Read the listing and extract each line that includes the word "text".

------ Entries shown

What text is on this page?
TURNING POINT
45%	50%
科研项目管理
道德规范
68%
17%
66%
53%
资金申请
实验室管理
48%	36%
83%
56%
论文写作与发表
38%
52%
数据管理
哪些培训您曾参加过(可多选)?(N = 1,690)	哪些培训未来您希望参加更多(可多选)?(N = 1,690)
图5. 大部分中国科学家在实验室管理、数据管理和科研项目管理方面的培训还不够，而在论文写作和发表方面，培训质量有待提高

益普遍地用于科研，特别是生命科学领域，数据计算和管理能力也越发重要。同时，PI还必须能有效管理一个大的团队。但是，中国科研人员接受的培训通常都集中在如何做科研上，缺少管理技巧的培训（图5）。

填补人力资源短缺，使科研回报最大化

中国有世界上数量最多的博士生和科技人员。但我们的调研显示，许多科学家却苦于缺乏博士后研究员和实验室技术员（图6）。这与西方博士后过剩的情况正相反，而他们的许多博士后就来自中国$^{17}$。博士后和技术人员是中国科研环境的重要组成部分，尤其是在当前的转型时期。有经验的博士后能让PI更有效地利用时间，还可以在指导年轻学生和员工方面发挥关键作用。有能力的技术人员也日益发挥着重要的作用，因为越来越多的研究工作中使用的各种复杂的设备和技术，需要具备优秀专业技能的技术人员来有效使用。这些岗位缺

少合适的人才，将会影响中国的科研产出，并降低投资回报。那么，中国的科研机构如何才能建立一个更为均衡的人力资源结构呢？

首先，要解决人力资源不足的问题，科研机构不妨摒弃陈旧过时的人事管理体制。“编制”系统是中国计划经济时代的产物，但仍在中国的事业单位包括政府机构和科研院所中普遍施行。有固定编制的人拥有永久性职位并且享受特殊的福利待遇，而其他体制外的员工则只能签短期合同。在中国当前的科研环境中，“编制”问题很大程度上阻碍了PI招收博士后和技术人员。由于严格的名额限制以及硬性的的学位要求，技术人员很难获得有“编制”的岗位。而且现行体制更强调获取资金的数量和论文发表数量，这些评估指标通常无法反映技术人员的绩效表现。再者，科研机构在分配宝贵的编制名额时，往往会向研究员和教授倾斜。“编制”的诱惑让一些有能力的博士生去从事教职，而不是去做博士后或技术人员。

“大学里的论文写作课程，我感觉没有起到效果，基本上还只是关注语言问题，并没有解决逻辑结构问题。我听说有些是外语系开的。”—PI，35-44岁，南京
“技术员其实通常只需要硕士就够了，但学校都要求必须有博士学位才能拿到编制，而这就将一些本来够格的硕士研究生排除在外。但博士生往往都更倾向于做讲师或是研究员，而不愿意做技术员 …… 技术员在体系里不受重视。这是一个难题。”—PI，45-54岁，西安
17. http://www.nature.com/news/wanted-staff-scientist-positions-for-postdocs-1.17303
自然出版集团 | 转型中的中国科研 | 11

------------
------ Entries shown

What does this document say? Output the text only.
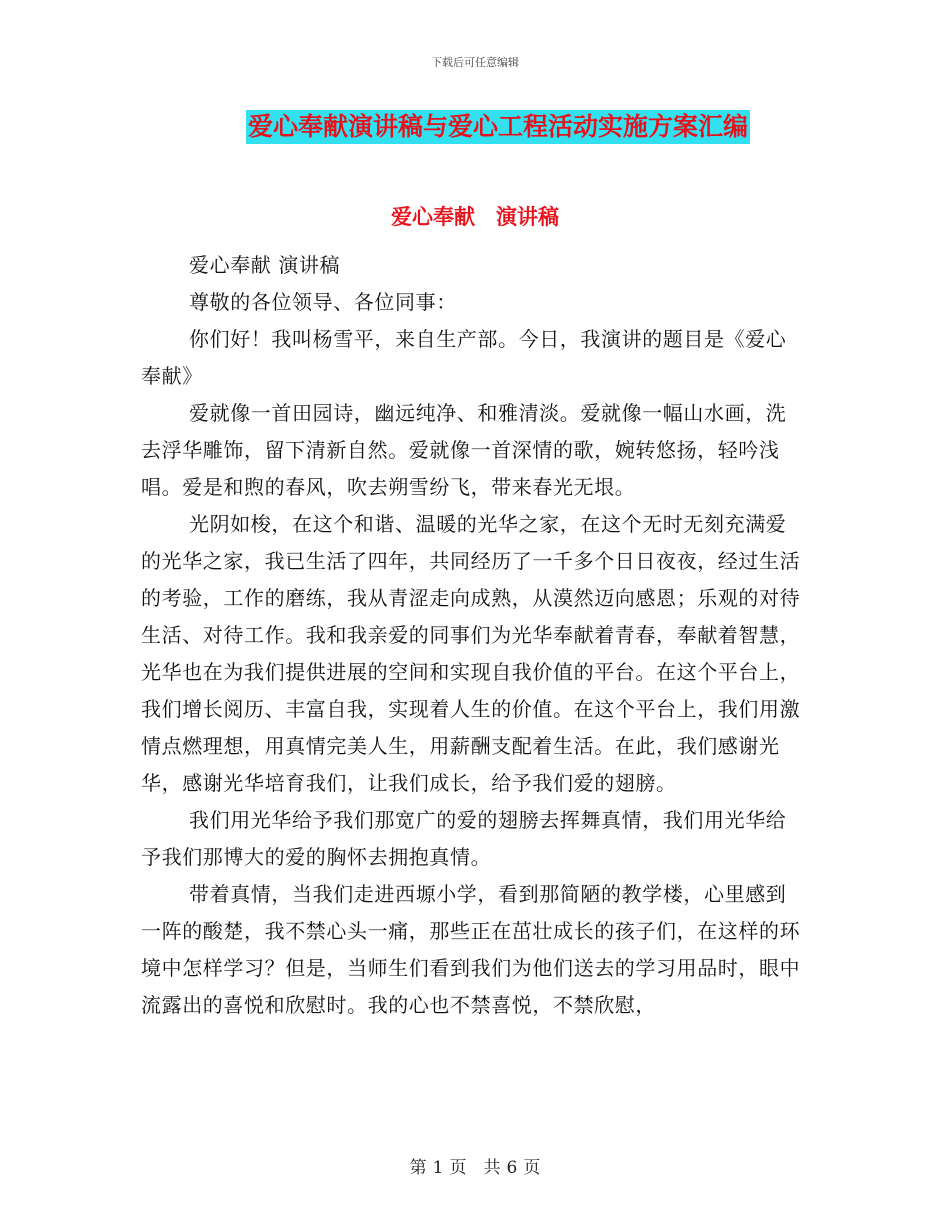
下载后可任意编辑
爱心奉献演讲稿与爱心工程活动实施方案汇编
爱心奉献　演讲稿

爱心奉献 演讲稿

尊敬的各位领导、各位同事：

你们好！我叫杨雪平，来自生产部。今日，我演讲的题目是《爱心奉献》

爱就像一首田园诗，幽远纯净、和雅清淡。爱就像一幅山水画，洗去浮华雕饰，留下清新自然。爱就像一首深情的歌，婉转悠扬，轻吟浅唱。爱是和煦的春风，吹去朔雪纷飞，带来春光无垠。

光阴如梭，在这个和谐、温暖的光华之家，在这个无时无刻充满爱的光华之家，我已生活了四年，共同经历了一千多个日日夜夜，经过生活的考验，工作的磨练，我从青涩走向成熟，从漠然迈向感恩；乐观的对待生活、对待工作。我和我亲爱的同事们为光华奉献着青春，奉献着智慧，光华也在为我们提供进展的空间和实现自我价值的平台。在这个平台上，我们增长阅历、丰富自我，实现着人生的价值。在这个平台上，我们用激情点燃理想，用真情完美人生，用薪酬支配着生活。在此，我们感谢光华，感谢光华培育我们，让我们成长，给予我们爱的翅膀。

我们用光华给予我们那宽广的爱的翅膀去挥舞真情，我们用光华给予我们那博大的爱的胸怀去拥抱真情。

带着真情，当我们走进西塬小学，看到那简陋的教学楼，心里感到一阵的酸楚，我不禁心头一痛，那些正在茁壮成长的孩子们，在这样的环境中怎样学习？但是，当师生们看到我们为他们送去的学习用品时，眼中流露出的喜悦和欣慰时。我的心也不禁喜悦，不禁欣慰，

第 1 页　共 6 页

------------

Result:
What text is on this page?
What does this document say? Output the text only.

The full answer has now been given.